Written exercise: Pictures should be excluded; otherwise, copy every entry exactly.

The data:
================
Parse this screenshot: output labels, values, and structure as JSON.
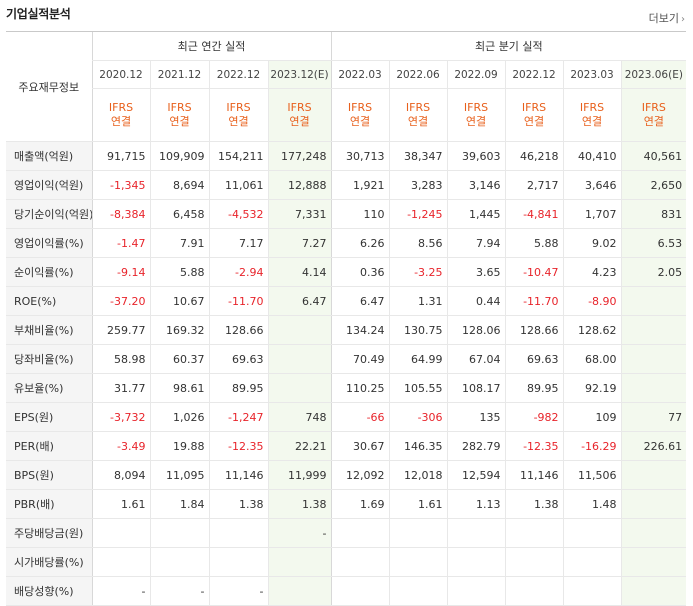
{
  "header": {
    "title": "기업실적분석",
    "more_label": "더보기"
  },
  "table": {
    "corner_label": "주요재무정보",
    "group_headers": [
      "최근 연간 실적",
      "최근 분기 실적"
    ],
    "periods": [
      "2020.12",
      "2021.12",
      "2022.12",
      "2023.12(E)",
      "2022.03",
      "2022.06",
      "2022.09",
      "2022.12",
      "2023.03",
      "2023.06(E)"
    ],
    "accounting_top": "IFRS",
    "accounting_bottom": "연결",
    "rows": [
      {
        "label": "매출액(억원)",
        "values": [
          "91,715",
          "109,909",
          "154,211",
          "177,248",
          "30,713",
          "38,347",
          "39,603",
          "46,218",
          "40,410",
          "40,561"
        ]
      },
      {
        "label": "영업이익(억원)",
        "values": [
          "-1,345",
          "8,694",
          "11,061",
          "12,888",
          "1,921",
          "3,283",
          "3,146",
          "2,717",
          "3,646",
          "2,650"
        ]
      },
      {
        "label": "당기순이익(억원)",
        "values": [
          "-8,384",
          "6,458",
          "-4,532",
          "7,331",
          "110",
          "-1,245",
          "1,445",
          "-4,841",
          "1,707",
          "831"
        ]
      },
      {
        "label": "영업이익률(%)",
        "values": [
          "-1.47",
          "7.91",
          "7.17",
          "7.27",
          "6.26",
          "8.56",
          "7.94",
          "5.88",
          "9.02",
          "6.53"
        ]
      },
      {
        "label": "순이익률(%)",
        "values": [
          "-9.14",
          "5.88",
          "-2.94",
          "4.14",
          "0.36",
          "-3.25",
          "3.65",
          "-10.47",
          "4.23",
          "2.05"
        ]
      },
      {
        "label": "ROE(%)",
        "values": [
          "-37.20",
          "10.67",
          "-11.70",
          "6.47",
          "6.47",
          "1.31",
          "0.44",
          "-11.70",
          "-8.90",
          ""
        ]
      },
      {
        "label": "부채비율(%)",
        "values": [
          "259.77",
          "169.32",
          "128.66",
          "",
          "134.24",
          "130.75",
          "128.06",
          "128.66",
          "128.62",
          ""
        ]
      },
      {
        "label": "당좌비율(%)",
        "values": [
          "58.98",
          "60.37",
          "69.63",
          "",
          "70.49",
          "64.99",
          "67.04",
          "69.63",
          "68.00",
          ""
        ]
      },
      {
        "label": "유보율(%)",
        "values": [
          "31.77",
          "98.61",
          "89.95",
          "",
          "110.25",
          "105.55",
          "108.17",
          "89.95",
          "92.19",
          ""
        ]
      },
      {
        "label": "EPS(원)",
        "values": [
          "-3,732",
          "1,026",
          "-1,247",
          "748",
          "-66",
          "-306",
          "135",
          "-982",
          "109",
          "77"
        ]
      },
      {
        "label": "PER(배)",
        "values": [
          "-3.49",
          "19.88",
          "-12.35",
          "22.21",
          "30.67",
          "146.35",
          "282.79",
          "-12.35",
          "-16.29",
          "226.61"
        ]
      },
      {
        "label": "BPS(원)",
        "values": [
          "8,094",
          "11,095",
          "11,146",
          "11,999",
          "12,092",
          "12,018",
          "12,594",
          "11,146",
          "11,506",
          ""
        ]
      },
      {
        "label": "PBR(배)",
        "values": [
          "1.61",
          "1.84",
          "1.38",
          "1.38",
          "1.69",
          "1.61",
          "1.13",
          "1.38",
          "1.48",
          ""
        ]
      },
      {
        "label": "주당배당금(원)",
        "values": [
          "",
          "",
          "",
          "-",
          "",
          "",
          "",
          "",
          "",
          ""
        ]
      },
      {
        "label": "시가배당률(%)",
        "values": [
          "",
          "",
          "",
          "",
          "",
          "",
          "",
          "",
          "",
          ""
        ]
      },
      {
        "label": "배당성향(%)",
        "values": [
          "-",
          "-",
          "-",
          "",
          "",
          "",
          "",
          "",
          "",
          ""
        ]
      }
    ]
  },
  "colors": {
    "negative": "#e8242b",
    "accounting": "#e8601c",
    "estimate_bg": "#f3f9ee",
    "label_bg": "#f5f5f5"
  }
}
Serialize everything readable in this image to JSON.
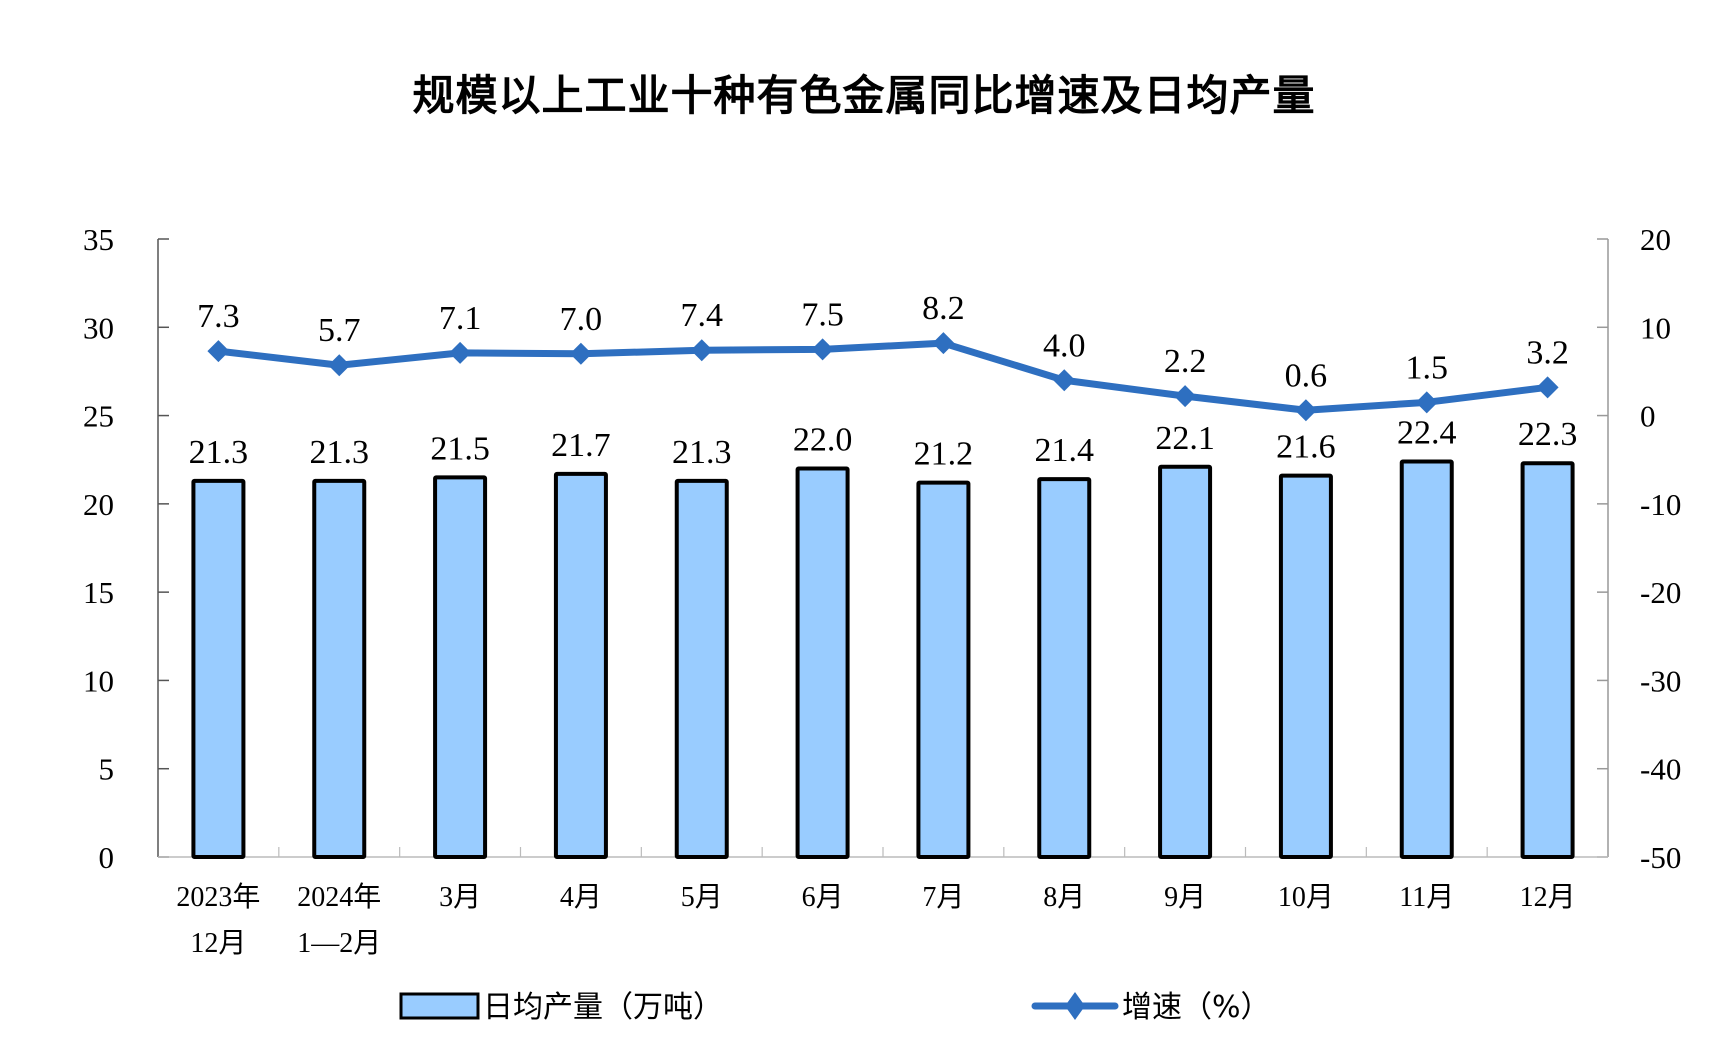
{
  "title": "规模以上工业十种有色金属同比增速及日均产量",
  "colors": {
    "bar_fill": "#99CCFF",
    "bar_stroke": "#000000",
    "line": "#2E6FC0",
    "axis": "#999999"
  },
  "left_axis": {
    "ticks": [
      "0",
      "5",
      "10",
      "15",
      "20",
      "25",
      "30",
      "35"
    ]
  },
  "right_axis": {
    "ticks": [
      "-50",
      "-40",
      "-30",
      "-20",
      "-10",
      "0",
      "10",
      "20"
    ]
  },
  "legend": {
    "bar": "日均产量（万吨）",
    "line": "增速（%）"
  },
  "categories": [
    {
      "line1": "2023年",
      "line2": "12月"
    },
    {
      "line1": "2024年",
      "line2": "1—2月"
    },
    {
      "line1": "3月",
      "line2": ""
    },
    {
      "line1": "4月",
      "line2": ""
    },
    {
      "line1": "5月",
      "line2": ""
    },
    {
      "line1": "6月",
      "line2": ""
    },
    {
      "line1": "7月",
      "line2": ""
    },
    {
      "line1": "8月",
      "line2": ""
    },
    {
      "line1": "9月",
      "line2": ""
    },
    {
      "line1": "10月",
      "line2": ""
    },
    {
      "line1": "11月",
      "line2": ""
    },
    {
      "line1": "12月",
      "line2": ""
    }
  ],
  "chart_data": {
    "type": "bar",
    "title": "规模以上工业十种有色金属同比增速及日均产量",
    "categories": [
      "2023年12月",
      "2024年1—2月",
      "3月",
      "4月",
      "5月",
      "6月",
      "7月",
      "8月",
      "9月",
      "10月",
      "11月",
      "12月"
    ],
    "series": [
      {
        "name": "日均产量（万吨）",
        "type": "bar",
        "axis": "left",
        "values": [
          21.3,
          21.3,
          21.5,
          21.7,
          21.3,
          22.0,
          21.2,
          21.4,
          22.1,
          21.6,
          22.4,
          22.3
        ],
        "labels": [
          "21.3",
          "21.3",
          "21.5",
          "21.7",
          "21.3",
          "22.0",
          "21.2",
          "21.4",
          "22.1",
          "21.6",
          "22.4",
          "22.3"
        ]
      },
      {
        "name": "增速（%）",
        "type": "line",
        "axis": "right",
        "marker": "diamond",
        "values": [
          7.3,
          5.7,
          7.1,
          7.0,
          7.4,
          7.5,
          8.2,
          4.0,
          2.2,
          0.6,
          1.5,
          3.2
        ],
        "labels": [
          "7.3",
          "5.7",
          "7.1",
          "7.0",
          "7.4",
          "7.5",
          "8.2",
          "4.0",
          "2.2",
          "0.6",
          "1.5",
          "3.2"
        ]
      }
    ],
    "xlabel": "",
    "ylabel": "",
    "ylim": [
      0,
      35
    ],
    "y2lim": [
      -50,
      20
    ],
    "yticks": [
      0,
      5,
      10,
      15,
      20,
      25,
      30,
      35
    ],
    "y2ticks": [
      -50,
      -40,
      -30,
      -20,
      -10,
      0,
      10,
      20
    ],
    "grid": false,
    "legend_position": "bottom"
  }
}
================
Exercise response:
Parse this screenshot: output labels, values, and structure as JSON.
{
  "header": {
    "title": "기업실적분석",
    "more_label": "더보기"
  },
  "table": {
    "corner_label": "주요재무정보",
    "group_headers": [
      "최근 연간 실적",
      "최근 분기 실적"
    ],
    "periods": [
      "2020.12",
      "2021.12",
      "2022.12",
      "2023.12(E)",
      "2022.03",
      "2022.06",
      "2022.09",
      "2022.12",
      "2023.03",
      "2023.06(E)"
    ],
    "accounting_top": "IFRS",
    "accounting_bottom": "연결",
    "rows": [
      {
        "label": "매출액(억원)",
        "values": [
          "91,715",
          "109,909",
          "154,211",
          "177,248",
          "30,713",
          "38,347",
          "39,603",
          "46,218",
          "40,410",
          "40,561"
        ]
      },
      {
        "label": "영업이익(억원)",
        "values": [
          "-1,345",
          "8,694",
          "11,061",
          "12,888",
          "1,921",
          "3,283",
          "3,146",
          "2,717",
          "3,646",
          "2,650"
        ]
      },
      {
        "label": "당기순이익(억원)",
        "values": [
          "-8,384",
          "6,458",
          "-4,532",
          "7,331",
          "110",
          "-1,245",
          "1,445",
          "-4,841",
          "1,707",
          "831"
        ]
      },
      {
        "label": "영업이익률(%)",
        "values": [
          "-1.47",
          "7.91",
          "7.17",
          "7.27",
          "6.26",
          "8.56",
          "7.94",
          "5.88",
          "9.02",
          "6.53"
        ]
      },
      {
        "label": "순이익률(%)",
        "values": [
          "-9.14",
          "5.88",
          "-2.94",
          "4.14",
          "0.36",
          "-3.25",
          "3.65",
          "-10.47",
          "4.23",
          "2.05"
        ]
      },
      {
        "label": "ROE(%)",
        "values": [
          "-37.20",
          "10.67",
          "-11.70",
          "6.47",
          "6.47",
          "1.31",
          "0.44",
          "-11.70",
          "-8.90",
          ""
        ]
      },
      {
        "label": "부채비율(%)",
        "values": [
          "259.77",
          "169.32",
          "128.66",
          "",
          "134.24",
          "130.75",
          "128.06",
          "128.66",
          "128.62",
          ""
        ]
      },
      {
        "label": "당좌비율(%)",
        "values": [
          "58.98",
          "60.37",
          "69.63",
          "",
          "70.49",
          "64.99",
          "67.04",
          "69.63",
          "68.00",
          ""
        ]
      },
      {
        "label": "유보율(%)",
        "values": [
          "31.77",
          "98.61",
          "89.95",
          "",
          "110.25",
          "105.55",
          "108.17",
          "89.95",
          "92.19",
          ""
        ]
      },
      {
        "label": "EPS(원)",
        "values": [
          "-3,732",
          "1,026",
          "-1,247",
          "748",
          "-66",
          "-306",
          "135",
          "-982",
          "109",
          "77"
        ]
      },
      {
        "label": "PER(배)",
        "values": [
          "-3.49",
          "19.88",
          "-12.35",
          "22.21",
          "30.67",
          "146.35",
          "282.79",
          "-12.35",
          "-16.29",
          "226.61"
        ]
      },
      {
        "label": "BPS(원)",
        "values": [
          "8,094",
          "11,095",
          "11,146",
          "11,999",
          "12,092",
          "12,018",
          "12,594",
          "11,146",
          "11,506",
          ""
        ]
      },
      {
        "label": "PBR(배)",
        "values": [
          "1.61",
          "1.84",
          "1.38",
          "1.38",
          "1.69",
          "1.61",
          "1.13",
          "1.38",
          "1.48",
          ""
        ]
      },
      {
        "label": "주당배당금(원)",
        "values": [
          "",
          "",
          "",
          "-",
          "",
          "",
          "",
          "",
          "",
          ""
        ]
      },
      {
        "label": "시가배당률(%)",
        "values": [
          "",
          "",
          "",
          "",
          "",
          "",
          "",
          "",
          "",
          ""
        ]
      },
      {
        "label": "배당성향(%)",
        "values": [
          "-",
          "-",
          "-",
          "",
          "",
          "",
          "",
          "",
          "",
          ""
        ]
      }
    ]
  },
  "colors": {
    "negative": "#e8242b",
    "accounting": "#e8601c",
    "estimate_bg": "#f3f9ee",
    "label_bg": "#f5f5f5"
  }
}
Serialize everything readable in this image to JSON.
{
  "title": "规模以上工业十种有色金属同比增速及日均产量",
  "colors": {
    "bar_fill": "#99CCFF",
    "bar_stroke": "#000000",
    "line": "#2E6FC0",
    "axis": "#999999"
  },
  "left_axis": {
    "ticks": [
      "0",
      "5",
      "10",
      "15",
      "20",
      "25",
      "30",
      "35"
    ]
  },
  "right_axis": {
    "ticks": [
      "-50",
      "-40",
      "-30",
      "-20",
      "-10",
      "0",
      "10",
      "20"
    ]
  },
  "legend": {
    "bar": "日均产量（万吨）",
    "line": "增速（%）"
  },
  "categories": [
    {
      "line1": "2023年",
      "line2": "12月"
    },
    {
      "line1": "2024年",
      "line2": "1—2月"
    },
    {
      "line1": "3月",
      "line2": ""
    },
    {
      "line1": "4月",
      "line2": ""
    },
    {
      "line1": "5月",
      "line2": ""
    },
    {
      "line1": "6月",
      "line2": ""
    },
    {
      "line1": "7月",
      "line2": ""
    },
    {
      "line1": "8月",
      "line2": ""
    },
    {
      "line1": "9月",
      "line2": ""
    },
    {
      "line1": "10月",
      "line2": ""
    },
    {
      "line1": "11月",
      "line2": ""
    },
    {
      "line1": "12月",
      "line2": ""
    }
  ],
  "chart_data": {
    "type": "bar",
    "title": "规模以上工业十种有色金属同比增速及日均产量",
    "categories": [
      "2023年12月",
      "2024年1—2月",
      "3月",
      "4月",
      "5月",
      "6月",
      "7月",
      "8月",
      "9月",
      "10月",
      "11月",
      "12月"
    ],
    "series": [
      {
        "name": "日均产量（万吨）",
        "type": "bar",
        "axis": "left",
        "values": [
          21.3,
          21.3,
          21.5,
          21.7,
          21.3,
          22.0,
          21.2,
          21.4,
          22.1,
          21.6,
          22.4,
          22.3
        ],
        "labels": [
          "21.3",
          "21.3",
          "21.5",
          "21.7",
          "21.3",
          "22.0",
          "21.2",
          "21.4",
          "22.1",
          "21.6",
          "22.4",
          "22.3"
        ]
      },
      {
        "name": "增速（%）",
        "type": "line",
        "axis": "right",
        "marker": "diamond",
        "values": [
          7.3,
          5.7,
          7.1,
          7.0,
          7.4,
          7.5,
          8.2,
          4.0,
          2.2,
          0.6,
          1.5,
          3.2
        ],
        "labels": [
          "7.3",
          "5.7",
          "7.1",
          "7.0",
          "7.4",
          "7.5",
          "8.2",
          "4.0",
          "2.2",
          "0.6",
          "1.5",
          "3.2"
        ]
      }
    ],
    "xlabel": "",
    "ylabel": "",
    "ylim": [
      0,
      35
    ],
    "y2lim": [
      -50,
      20
    ],
    "yticks": [
      0,
      5,
      10,
      15,
      20,
      25,
      30,
      35
    ],
    "y2ticks": [
      -50,
      -40,
      -30,
      -20,
      -10,
      0,
      10,
      20
    ],
    "grid": false,
    "legend_position": "bottom"
  }
}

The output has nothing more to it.